++++ Supplied data

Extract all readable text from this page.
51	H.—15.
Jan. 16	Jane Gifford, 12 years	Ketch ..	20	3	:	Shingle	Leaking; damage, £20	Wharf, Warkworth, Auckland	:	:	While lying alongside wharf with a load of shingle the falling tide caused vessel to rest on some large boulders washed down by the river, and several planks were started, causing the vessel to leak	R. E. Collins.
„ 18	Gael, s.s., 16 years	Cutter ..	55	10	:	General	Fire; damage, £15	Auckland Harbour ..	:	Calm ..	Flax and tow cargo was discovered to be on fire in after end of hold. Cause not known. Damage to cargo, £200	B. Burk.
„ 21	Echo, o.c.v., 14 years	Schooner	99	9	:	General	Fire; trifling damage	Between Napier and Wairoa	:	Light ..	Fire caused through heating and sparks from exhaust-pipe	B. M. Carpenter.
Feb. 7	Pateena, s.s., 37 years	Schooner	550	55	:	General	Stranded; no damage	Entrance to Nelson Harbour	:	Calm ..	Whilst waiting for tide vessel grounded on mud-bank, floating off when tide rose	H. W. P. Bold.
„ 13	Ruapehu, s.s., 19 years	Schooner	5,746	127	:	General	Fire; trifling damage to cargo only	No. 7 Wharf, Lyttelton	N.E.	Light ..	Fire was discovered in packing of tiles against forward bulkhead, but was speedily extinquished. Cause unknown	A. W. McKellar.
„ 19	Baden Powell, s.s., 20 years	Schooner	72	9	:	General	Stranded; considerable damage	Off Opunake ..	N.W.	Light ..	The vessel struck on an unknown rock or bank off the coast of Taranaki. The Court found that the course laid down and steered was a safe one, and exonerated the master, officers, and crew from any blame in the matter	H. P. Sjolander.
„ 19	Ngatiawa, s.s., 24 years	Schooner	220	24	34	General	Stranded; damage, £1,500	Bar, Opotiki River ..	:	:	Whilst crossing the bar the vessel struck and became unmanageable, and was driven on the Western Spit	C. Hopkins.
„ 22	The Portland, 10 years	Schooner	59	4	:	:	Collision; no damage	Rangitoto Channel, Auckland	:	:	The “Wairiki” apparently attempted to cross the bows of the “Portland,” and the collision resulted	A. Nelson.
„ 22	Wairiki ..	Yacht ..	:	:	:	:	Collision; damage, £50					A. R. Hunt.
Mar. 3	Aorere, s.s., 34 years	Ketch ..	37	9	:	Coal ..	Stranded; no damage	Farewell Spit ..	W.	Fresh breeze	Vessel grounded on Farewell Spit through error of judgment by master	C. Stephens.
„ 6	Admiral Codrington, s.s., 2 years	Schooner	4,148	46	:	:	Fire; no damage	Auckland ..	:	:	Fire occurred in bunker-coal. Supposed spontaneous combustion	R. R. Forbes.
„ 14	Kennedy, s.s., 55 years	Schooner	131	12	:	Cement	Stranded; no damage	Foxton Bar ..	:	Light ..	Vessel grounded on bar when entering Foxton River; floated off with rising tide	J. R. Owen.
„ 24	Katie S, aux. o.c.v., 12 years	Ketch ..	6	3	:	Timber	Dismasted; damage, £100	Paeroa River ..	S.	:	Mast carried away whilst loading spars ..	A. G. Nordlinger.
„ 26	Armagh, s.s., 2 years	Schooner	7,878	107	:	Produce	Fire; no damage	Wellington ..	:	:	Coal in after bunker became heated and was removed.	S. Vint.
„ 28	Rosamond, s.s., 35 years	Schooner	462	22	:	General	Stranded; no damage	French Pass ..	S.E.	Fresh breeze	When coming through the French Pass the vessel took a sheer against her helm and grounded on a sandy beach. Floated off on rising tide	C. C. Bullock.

++++++++

--- What you will do ---
State the number of lines in the preceding entries that include the word "Spit". Provide nothing else.

--- Exercise result ---
2